>> Begin

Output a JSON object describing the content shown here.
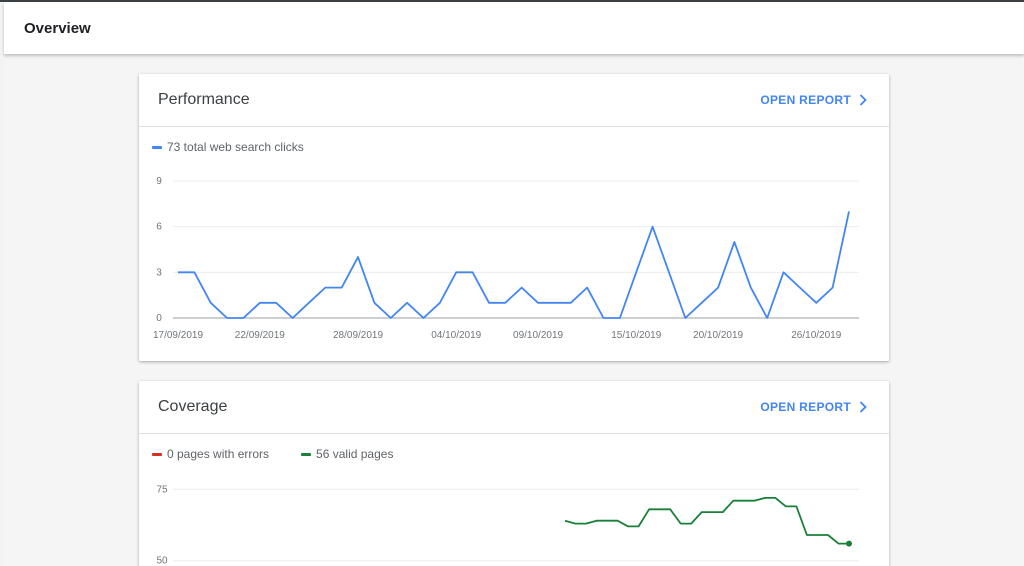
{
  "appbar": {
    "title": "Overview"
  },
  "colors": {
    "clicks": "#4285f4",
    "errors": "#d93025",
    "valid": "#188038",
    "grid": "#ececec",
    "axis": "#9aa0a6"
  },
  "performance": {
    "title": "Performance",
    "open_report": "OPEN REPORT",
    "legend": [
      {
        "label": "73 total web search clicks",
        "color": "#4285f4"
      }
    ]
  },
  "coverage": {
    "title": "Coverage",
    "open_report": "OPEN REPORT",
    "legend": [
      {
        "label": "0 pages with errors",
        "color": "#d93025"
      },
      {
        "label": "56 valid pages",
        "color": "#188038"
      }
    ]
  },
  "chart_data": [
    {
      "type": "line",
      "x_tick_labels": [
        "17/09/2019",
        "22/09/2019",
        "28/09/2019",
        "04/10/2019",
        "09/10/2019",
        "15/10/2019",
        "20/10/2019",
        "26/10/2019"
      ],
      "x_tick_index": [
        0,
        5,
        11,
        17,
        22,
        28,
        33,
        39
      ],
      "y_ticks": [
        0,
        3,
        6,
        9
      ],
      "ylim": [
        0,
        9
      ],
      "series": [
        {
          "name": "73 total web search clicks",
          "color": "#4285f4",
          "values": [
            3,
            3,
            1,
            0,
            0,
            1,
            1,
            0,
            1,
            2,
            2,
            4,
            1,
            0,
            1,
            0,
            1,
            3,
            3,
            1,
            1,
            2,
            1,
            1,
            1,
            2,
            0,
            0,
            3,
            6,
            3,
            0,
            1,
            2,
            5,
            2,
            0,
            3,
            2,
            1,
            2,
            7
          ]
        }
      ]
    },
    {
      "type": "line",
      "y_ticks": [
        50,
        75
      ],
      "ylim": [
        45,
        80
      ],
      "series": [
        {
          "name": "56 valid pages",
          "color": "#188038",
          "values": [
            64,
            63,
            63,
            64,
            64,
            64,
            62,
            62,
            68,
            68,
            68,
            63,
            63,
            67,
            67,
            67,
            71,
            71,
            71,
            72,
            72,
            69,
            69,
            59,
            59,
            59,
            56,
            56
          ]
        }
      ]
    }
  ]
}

>> End
>> Begin

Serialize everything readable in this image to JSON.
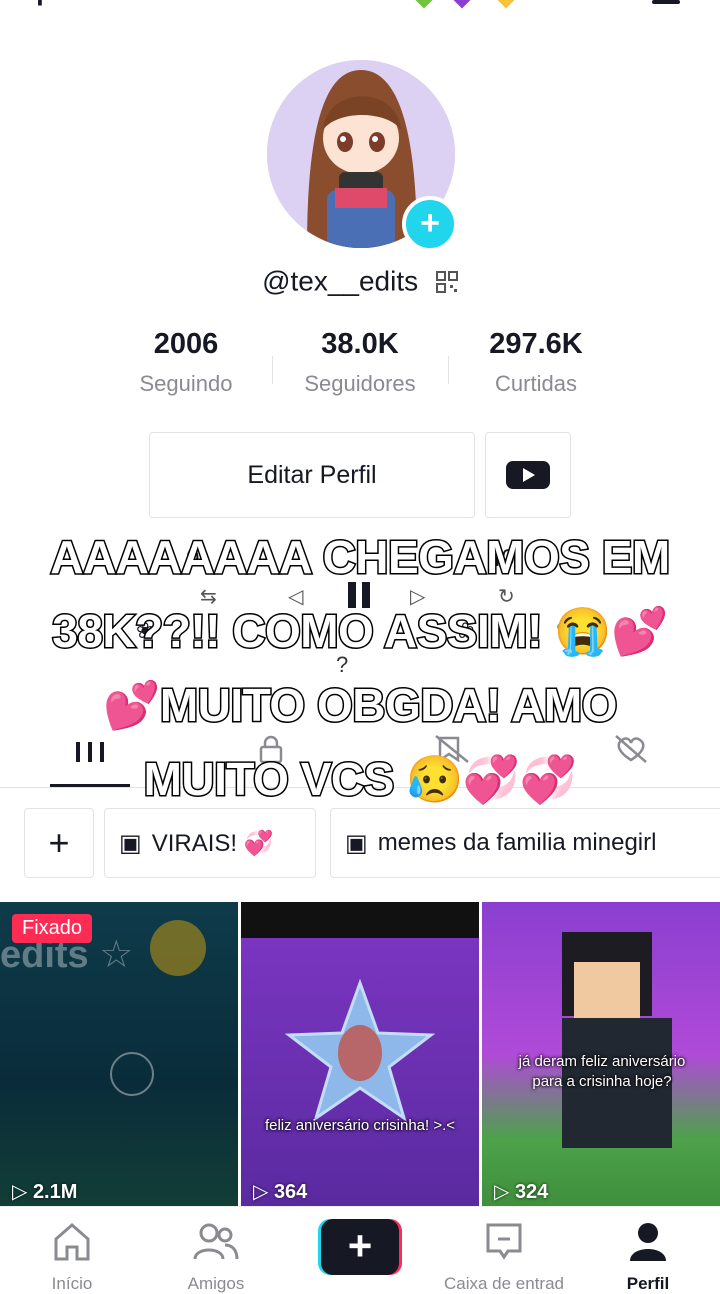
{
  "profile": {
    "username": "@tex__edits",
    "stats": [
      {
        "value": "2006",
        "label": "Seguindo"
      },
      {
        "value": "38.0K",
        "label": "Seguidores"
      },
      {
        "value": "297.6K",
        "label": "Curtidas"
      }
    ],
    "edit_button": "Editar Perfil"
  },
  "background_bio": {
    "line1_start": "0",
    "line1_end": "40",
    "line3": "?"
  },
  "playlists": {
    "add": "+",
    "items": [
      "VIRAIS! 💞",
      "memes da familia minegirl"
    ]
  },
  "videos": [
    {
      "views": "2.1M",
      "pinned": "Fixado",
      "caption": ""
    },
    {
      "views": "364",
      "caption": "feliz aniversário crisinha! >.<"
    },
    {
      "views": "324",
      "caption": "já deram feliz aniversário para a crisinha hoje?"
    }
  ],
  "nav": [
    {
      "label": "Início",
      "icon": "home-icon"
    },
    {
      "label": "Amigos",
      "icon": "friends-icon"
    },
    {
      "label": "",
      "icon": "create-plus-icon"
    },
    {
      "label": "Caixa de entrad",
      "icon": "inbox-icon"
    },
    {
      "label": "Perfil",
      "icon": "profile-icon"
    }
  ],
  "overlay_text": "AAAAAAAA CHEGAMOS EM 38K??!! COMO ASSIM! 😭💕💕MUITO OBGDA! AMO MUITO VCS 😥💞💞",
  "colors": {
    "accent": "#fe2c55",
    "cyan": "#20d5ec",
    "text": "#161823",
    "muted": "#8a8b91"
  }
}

>> End

■ **The exercise**: Pull out all lines containing "errors".

■ **Final result**:
    "errors": "#d93025",
        "label": "0 pages with errors",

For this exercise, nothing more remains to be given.